- [RECORDS PROVIDED]:
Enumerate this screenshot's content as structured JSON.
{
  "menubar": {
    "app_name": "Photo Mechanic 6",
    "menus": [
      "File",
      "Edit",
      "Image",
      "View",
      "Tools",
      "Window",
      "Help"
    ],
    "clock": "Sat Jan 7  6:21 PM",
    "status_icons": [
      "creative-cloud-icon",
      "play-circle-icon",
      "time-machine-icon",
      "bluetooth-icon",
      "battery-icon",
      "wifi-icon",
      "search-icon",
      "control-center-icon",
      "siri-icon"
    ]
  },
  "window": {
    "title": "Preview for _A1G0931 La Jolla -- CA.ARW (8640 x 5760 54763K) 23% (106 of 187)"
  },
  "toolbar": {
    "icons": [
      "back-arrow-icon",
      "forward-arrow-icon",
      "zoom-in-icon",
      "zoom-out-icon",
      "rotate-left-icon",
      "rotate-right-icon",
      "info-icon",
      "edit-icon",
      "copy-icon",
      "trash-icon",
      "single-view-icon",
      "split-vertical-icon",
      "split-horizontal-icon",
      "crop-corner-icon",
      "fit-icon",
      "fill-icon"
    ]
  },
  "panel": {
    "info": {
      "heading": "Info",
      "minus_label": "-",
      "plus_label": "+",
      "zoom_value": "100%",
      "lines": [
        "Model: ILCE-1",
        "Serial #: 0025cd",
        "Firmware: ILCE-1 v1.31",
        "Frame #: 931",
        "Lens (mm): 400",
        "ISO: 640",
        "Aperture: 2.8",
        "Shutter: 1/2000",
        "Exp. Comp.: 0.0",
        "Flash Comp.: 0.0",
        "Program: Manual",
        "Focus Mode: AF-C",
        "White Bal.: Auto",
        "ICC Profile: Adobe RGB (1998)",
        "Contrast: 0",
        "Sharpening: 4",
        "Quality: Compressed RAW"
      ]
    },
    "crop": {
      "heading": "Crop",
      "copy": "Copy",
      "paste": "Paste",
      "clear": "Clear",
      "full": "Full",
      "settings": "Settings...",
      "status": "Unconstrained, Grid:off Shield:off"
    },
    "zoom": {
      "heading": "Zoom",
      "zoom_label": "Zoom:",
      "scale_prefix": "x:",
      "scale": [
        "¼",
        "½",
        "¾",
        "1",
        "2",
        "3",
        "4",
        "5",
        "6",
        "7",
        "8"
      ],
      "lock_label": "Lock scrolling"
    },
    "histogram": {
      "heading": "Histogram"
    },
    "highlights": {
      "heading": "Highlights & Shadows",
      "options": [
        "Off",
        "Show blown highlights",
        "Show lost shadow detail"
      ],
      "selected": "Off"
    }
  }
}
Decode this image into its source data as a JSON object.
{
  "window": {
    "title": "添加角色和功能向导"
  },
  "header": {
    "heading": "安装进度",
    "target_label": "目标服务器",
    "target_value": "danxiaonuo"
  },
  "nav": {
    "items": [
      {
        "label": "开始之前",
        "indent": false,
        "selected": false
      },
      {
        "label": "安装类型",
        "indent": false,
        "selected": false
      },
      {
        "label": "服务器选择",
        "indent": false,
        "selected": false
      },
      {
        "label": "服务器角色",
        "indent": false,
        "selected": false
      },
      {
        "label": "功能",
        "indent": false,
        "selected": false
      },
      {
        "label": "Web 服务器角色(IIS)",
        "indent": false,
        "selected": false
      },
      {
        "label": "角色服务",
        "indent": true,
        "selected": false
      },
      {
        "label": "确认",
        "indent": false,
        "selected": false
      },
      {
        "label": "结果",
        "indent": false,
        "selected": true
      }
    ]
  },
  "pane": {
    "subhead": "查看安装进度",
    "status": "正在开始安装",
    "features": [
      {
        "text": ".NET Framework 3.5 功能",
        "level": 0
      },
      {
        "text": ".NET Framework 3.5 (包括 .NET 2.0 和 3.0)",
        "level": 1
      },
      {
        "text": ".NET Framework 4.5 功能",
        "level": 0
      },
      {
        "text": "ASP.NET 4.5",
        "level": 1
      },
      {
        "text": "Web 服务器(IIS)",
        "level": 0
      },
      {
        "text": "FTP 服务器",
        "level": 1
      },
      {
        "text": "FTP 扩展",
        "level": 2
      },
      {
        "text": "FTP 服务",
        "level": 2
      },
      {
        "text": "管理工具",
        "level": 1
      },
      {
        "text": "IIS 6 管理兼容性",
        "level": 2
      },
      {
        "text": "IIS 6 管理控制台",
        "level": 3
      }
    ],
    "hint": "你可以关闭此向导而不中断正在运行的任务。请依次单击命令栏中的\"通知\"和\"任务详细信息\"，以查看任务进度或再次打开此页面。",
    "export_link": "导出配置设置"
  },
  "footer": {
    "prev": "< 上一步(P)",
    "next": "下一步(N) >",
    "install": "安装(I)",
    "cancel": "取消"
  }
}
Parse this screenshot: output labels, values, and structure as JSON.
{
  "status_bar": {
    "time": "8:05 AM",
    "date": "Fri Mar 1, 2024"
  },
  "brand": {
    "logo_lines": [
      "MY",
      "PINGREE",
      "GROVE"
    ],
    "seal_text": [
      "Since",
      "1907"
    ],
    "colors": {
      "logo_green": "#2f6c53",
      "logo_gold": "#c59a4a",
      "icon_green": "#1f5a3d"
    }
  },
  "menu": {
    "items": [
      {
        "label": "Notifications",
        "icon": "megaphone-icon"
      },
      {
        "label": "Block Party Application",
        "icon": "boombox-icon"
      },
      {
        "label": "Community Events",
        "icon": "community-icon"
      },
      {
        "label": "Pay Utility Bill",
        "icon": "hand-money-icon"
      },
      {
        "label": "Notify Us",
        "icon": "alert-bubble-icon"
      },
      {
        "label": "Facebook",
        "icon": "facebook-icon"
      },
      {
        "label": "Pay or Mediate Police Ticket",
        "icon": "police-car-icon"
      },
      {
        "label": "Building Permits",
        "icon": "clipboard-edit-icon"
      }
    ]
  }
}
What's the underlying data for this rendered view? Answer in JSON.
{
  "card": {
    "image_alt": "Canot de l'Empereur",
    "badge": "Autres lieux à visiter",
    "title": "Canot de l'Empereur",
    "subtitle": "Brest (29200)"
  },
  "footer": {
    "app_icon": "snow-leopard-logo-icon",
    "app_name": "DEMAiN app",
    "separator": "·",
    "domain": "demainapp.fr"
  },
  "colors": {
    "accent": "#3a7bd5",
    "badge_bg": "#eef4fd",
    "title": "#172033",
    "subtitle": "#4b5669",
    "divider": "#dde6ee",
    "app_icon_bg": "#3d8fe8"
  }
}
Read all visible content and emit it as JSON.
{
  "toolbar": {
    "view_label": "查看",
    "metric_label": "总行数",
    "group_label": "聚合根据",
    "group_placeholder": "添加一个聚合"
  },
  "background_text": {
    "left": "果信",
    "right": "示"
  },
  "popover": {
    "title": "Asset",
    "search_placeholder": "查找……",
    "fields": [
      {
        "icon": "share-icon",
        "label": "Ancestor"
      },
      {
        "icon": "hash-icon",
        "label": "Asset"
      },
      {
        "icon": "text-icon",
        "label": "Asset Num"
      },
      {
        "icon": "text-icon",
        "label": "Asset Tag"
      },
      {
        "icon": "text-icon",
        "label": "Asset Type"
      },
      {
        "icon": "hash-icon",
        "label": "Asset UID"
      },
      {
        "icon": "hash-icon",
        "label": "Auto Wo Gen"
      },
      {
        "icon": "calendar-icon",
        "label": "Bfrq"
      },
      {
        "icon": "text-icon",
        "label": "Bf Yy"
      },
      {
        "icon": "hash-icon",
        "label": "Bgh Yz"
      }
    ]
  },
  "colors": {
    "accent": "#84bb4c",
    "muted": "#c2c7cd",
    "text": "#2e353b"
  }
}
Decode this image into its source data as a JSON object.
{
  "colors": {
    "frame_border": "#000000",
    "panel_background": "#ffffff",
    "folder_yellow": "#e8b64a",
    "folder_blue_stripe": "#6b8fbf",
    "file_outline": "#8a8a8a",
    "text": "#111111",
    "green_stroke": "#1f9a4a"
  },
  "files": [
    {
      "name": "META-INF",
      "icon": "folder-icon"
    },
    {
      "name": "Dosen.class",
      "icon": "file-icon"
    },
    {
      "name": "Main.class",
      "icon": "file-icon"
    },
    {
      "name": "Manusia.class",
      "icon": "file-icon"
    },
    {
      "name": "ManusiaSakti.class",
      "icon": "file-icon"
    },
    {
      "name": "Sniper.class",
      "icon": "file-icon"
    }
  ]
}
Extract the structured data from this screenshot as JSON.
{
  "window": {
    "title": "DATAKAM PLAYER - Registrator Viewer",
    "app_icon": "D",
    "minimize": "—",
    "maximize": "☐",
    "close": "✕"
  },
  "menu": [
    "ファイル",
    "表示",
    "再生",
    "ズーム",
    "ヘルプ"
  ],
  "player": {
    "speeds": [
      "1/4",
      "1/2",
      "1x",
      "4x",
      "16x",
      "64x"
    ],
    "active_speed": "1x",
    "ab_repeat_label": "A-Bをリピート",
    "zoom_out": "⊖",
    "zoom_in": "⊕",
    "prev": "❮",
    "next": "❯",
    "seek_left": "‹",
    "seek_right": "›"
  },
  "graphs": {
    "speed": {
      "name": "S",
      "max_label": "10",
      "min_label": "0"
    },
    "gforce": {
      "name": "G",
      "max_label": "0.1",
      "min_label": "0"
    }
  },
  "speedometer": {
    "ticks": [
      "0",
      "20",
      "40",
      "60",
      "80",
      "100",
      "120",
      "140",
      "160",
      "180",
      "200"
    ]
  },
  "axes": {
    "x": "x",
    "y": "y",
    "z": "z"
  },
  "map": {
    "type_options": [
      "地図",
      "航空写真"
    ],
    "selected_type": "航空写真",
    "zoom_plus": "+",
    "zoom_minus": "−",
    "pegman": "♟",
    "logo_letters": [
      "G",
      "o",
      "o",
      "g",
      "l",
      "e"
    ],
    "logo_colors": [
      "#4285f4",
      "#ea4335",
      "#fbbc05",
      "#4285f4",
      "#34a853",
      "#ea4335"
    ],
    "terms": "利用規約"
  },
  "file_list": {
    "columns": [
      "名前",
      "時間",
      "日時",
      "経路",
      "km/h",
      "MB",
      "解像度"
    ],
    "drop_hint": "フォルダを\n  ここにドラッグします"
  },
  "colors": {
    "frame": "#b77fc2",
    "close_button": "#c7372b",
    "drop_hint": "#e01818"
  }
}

- [WRITTEN REQUEST]:
Choose all lines containing the string "class" and copy them out.

- [RIGHT ANSWER]:
      "name": "Dosen.class",
      "name": "Main.class",
      "name": "Manusia.class",
      "name": "ManusiaSakti.class",
      "name": "Sniper.class",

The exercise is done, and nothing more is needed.